* **Given request**
Using the data below, copy every line that contains the word "shield".
++++ Supplied records
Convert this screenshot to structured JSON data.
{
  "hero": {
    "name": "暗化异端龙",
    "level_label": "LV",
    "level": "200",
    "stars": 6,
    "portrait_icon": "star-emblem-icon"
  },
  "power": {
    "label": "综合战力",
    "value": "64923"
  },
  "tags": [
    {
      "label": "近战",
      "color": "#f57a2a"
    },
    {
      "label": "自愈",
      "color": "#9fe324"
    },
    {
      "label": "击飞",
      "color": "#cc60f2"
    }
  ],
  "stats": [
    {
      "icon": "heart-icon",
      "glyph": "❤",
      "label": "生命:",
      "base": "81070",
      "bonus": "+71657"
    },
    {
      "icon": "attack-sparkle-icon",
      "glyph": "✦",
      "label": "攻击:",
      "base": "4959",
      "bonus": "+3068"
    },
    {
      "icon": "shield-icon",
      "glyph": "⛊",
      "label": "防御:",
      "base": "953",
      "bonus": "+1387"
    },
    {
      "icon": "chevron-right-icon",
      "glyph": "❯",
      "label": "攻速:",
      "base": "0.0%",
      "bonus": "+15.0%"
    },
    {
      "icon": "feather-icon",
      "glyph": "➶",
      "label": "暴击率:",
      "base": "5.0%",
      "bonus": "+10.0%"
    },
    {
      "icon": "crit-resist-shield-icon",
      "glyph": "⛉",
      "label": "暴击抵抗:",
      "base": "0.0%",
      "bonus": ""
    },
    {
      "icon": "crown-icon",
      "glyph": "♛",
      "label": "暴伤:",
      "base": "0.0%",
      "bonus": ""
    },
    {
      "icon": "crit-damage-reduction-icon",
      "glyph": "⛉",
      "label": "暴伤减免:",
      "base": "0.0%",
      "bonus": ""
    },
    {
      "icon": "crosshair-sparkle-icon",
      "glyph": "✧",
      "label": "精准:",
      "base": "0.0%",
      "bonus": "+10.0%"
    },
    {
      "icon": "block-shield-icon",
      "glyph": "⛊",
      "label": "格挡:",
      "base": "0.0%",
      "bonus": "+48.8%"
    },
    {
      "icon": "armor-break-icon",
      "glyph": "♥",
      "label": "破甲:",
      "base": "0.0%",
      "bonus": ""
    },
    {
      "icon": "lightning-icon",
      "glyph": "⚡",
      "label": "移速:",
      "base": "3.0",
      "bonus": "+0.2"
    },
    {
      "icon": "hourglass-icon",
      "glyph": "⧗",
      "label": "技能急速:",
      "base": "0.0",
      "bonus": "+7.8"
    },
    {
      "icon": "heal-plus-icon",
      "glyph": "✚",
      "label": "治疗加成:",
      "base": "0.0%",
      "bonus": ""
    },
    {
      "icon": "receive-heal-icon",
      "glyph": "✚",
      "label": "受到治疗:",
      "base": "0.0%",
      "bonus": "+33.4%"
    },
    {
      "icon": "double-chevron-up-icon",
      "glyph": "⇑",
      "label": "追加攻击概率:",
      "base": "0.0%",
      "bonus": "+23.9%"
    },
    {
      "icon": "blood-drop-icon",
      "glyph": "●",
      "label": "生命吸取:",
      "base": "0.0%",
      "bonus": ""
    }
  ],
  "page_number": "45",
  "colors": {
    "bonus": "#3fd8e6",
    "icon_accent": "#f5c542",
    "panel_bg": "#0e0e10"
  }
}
++++++++
* **Response to this exercise**
      "icon": "shield-icon",
      "icon": "crit-resist-shield-icon",
      "icon": "block-shield-icon",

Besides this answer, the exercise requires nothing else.